* [EXTRACTED TEXT]:
===
# How do I record two separate season passes for the same show on the same channel?



## gtg450g (Apr 5, 2007)

I apologize that I am new here and have not completely seached the site, but I did look at recent posts and searched for my question.

Because I only have the single-tuner Series 2 Tivo I get a lot of conflicts - especially during Prime time. While I would like to record both "First Run and Repeats" of my shows, for instance Family Guy on FOX, I would like to set different priorities for these programs.

I would like new Family Guy episodes to take precedence over other shows, example Scrubs on NBC, but I would rather the Tivo record a new Scrubs episode than a Family Guy re-run on Fox.

Is there anyway to get two separate Season passes for one show on a particular channel for New episodes and then one for the repeats that could be at a lower rank in the Season Pass hierarchy? This way I could always get the new episodes for each program but maintain the hierarchy when only re-runs are available.
===
* [INFORMATION SUPPLIED]:
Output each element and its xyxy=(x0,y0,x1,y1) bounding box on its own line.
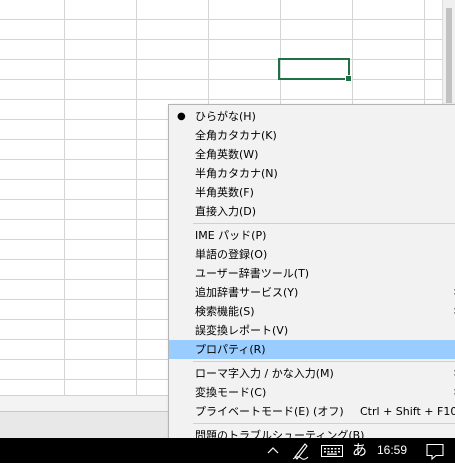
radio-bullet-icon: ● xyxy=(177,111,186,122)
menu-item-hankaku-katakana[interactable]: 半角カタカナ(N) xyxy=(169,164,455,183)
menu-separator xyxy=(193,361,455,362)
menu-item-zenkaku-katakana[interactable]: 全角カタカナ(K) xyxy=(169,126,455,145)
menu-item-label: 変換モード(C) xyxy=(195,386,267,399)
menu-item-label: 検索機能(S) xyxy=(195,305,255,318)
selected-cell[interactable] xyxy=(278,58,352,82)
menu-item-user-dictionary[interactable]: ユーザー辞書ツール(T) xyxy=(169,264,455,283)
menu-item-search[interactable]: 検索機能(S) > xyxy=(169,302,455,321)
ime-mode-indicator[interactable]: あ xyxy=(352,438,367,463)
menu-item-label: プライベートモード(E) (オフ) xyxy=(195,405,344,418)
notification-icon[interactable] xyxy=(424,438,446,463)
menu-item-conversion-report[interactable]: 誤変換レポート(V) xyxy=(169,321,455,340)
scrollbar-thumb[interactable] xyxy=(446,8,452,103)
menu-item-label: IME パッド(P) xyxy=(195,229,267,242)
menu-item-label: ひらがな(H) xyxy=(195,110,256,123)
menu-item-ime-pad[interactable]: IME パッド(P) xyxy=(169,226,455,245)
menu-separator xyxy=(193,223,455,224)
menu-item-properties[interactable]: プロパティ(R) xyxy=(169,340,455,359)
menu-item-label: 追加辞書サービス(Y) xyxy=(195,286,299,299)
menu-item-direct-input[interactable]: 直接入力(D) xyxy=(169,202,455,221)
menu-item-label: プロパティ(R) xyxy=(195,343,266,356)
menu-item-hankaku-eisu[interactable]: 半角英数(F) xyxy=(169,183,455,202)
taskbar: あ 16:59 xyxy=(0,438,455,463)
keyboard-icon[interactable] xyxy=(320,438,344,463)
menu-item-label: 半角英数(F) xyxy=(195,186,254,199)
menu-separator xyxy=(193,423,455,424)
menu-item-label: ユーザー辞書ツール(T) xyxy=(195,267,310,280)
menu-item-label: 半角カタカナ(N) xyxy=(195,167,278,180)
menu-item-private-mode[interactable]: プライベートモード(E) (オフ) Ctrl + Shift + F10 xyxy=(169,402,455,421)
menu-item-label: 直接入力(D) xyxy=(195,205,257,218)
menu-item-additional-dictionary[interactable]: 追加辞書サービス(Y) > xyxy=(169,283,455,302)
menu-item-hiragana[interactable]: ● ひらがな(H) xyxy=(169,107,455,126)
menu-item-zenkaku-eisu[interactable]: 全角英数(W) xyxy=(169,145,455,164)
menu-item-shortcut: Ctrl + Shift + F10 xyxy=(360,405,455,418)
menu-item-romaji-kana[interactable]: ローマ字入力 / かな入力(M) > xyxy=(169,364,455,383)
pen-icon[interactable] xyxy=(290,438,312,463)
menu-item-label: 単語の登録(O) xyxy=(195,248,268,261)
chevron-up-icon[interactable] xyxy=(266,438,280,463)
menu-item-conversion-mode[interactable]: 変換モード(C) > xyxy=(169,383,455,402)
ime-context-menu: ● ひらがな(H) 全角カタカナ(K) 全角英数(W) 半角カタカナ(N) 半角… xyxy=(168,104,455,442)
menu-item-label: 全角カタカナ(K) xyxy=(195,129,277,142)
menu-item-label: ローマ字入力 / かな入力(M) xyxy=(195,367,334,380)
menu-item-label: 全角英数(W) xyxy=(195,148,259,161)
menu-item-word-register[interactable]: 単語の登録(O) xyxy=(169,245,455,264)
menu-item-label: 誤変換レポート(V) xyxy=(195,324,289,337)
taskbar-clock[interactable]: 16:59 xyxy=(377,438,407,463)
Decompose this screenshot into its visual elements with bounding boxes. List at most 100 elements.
===
* [WHAT IS EXPECTED]: Repeat the forum post above about setting up two season passes for the same show, word for word and in full.

* [EXERCISE RESPONSE]:
# How do I record two separate season passes for the same show on the same channel?



## gtg450g (Apr 5, 2007)

I apologize that I am new here and have not completely seached the site, but I did look at recent posts and searched for my question.

Because I only have the single-tuner Series 2 Tivo I get a lot of conflicts - especially during Prime time. While I would like to record both "First Run and Repeats" of my shows, for instance Family Guy on FOX, I would like to set different priorities for these programs.

I would like new Family Guy episodes to take precedence over other shows, example Scrubs on NBC, but I would rather the Tivo record a new Scrubs episode than a Family Guy re-run on Fox.

Is there anyway to get two separate Season passes for one show on a particular channel for New episodes and then one for the repeats that could be at a lower rank in the Season Pass hierarchy? This way I could always get the new episodes for each program but maintain the hierarchy when only re-runs are available.